- _Brief_:
From the listing below, pull each line that includes "bougies".

- _Data for the task_:
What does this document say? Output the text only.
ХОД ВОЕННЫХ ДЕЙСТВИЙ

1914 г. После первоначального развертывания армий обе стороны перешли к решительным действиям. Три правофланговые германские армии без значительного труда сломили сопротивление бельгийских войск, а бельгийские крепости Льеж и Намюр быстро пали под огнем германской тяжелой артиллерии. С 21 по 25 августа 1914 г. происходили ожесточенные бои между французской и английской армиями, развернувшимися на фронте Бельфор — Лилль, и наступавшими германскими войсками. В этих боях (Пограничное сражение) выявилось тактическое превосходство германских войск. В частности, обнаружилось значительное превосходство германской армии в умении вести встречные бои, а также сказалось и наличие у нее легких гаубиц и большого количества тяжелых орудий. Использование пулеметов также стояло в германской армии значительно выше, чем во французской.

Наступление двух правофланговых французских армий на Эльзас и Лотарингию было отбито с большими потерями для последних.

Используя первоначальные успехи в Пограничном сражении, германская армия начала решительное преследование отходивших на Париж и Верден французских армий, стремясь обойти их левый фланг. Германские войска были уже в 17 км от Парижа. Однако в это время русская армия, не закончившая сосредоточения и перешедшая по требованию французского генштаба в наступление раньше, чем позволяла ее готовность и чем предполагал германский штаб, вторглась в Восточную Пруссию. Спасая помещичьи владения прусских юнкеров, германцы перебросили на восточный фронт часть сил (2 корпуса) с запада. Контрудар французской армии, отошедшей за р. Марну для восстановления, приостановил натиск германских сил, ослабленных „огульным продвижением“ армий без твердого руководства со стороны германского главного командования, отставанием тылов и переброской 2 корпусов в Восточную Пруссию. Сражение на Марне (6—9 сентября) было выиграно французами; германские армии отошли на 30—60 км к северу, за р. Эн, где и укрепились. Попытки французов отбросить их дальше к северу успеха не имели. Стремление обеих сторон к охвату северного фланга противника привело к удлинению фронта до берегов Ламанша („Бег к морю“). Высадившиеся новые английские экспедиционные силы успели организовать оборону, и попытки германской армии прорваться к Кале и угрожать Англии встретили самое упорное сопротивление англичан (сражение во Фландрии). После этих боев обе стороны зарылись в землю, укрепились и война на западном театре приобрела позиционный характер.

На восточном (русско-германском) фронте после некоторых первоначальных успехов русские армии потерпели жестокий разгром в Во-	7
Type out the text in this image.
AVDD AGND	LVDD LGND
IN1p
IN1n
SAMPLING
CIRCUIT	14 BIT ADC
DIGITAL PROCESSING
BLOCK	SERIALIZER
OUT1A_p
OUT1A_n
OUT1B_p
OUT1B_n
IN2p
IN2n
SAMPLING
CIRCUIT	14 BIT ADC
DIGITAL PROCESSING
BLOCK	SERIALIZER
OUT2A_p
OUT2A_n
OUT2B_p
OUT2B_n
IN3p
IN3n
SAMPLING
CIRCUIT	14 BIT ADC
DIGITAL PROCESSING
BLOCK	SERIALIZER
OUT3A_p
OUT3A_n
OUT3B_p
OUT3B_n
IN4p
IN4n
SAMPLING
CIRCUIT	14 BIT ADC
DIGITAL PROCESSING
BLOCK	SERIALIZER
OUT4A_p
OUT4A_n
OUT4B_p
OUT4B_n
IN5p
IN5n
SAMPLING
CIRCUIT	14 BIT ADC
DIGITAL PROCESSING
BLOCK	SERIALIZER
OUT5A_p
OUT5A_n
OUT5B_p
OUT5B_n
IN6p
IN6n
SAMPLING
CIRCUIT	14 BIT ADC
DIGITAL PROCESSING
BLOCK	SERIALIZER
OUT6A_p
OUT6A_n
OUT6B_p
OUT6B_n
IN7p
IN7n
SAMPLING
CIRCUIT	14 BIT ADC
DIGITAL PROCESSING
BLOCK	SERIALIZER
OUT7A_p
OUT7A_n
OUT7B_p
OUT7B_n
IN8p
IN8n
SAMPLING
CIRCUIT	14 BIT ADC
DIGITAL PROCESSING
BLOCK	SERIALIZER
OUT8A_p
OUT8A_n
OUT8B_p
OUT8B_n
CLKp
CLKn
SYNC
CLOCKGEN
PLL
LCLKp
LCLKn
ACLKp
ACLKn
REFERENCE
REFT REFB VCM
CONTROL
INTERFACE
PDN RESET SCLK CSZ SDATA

---

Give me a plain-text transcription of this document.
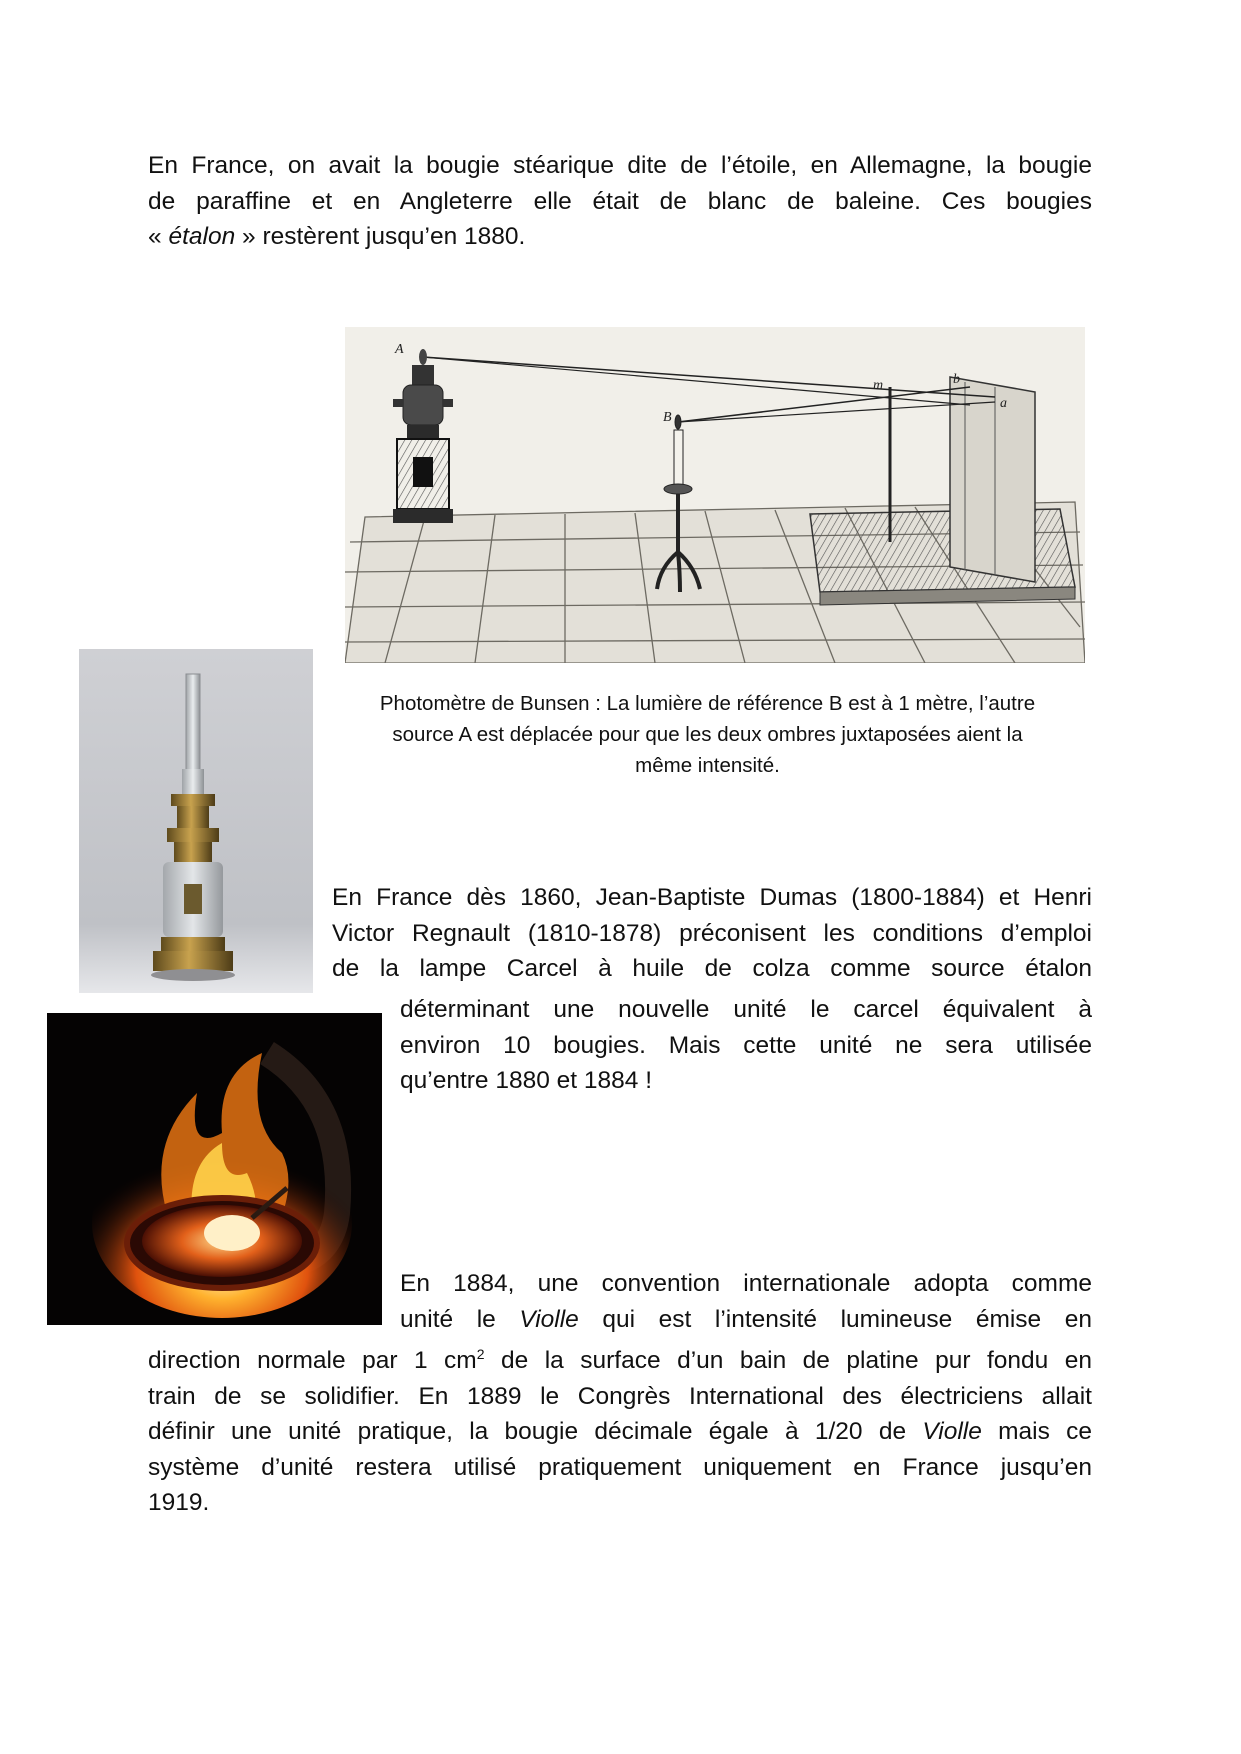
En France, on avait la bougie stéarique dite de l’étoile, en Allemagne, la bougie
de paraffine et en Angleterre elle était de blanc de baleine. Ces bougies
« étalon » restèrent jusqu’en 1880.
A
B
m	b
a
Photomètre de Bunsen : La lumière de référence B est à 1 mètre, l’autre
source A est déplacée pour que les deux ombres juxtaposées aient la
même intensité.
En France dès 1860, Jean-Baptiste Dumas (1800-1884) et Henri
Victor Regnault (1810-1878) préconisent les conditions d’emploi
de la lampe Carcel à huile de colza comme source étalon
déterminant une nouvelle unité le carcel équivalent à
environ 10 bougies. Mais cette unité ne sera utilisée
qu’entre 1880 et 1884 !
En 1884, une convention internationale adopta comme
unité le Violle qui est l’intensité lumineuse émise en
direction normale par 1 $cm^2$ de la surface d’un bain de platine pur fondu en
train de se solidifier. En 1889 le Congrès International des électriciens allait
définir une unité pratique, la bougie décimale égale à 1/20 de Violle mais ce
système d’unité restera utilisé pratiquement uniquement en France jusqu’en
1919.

* * *

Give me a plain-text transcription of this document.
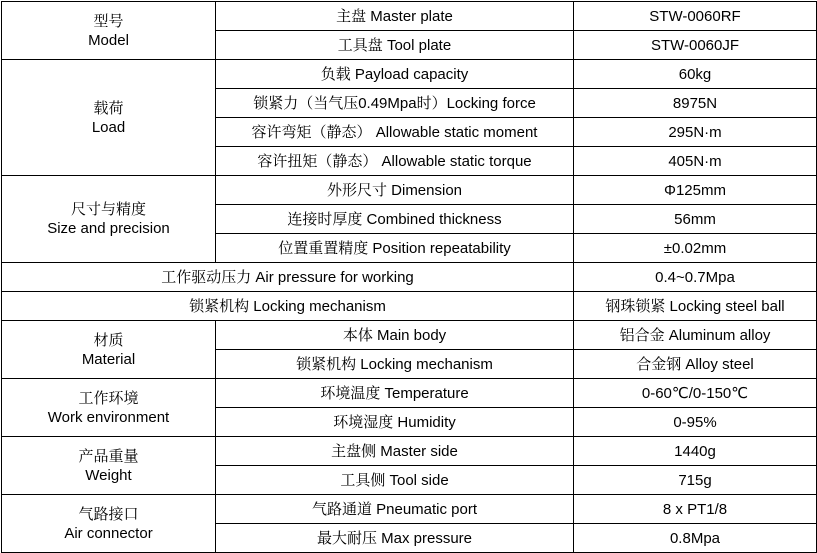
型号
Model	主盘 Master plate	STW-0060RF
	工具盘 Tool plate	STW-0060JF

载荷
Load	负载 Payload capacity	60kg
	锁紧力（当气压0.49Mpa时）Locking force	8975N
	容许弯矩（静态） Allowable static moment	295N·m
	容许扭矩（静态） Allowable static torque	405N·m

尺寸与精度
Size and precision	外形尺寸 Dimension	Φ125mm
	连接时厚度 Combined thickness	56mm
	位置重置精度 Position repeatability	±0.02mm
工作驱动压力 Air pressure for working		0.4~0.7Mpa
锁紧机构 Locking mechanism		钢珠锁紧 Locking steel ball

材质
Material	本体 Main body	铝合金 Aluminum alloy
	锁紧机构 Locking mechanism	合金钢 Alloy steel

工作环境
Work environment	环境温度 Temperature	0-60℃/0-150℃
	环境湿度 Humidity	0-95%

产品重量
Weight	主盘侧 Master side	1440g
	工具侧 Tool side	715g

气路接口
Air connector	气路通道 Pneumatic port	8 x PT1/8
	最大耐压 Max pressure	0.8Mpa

- _Task response_:
de paraffine et en Angleterre elle était de blanc de baleine. Ces bougies
environ 10 bougies. Mais cette unité ne sera utilisée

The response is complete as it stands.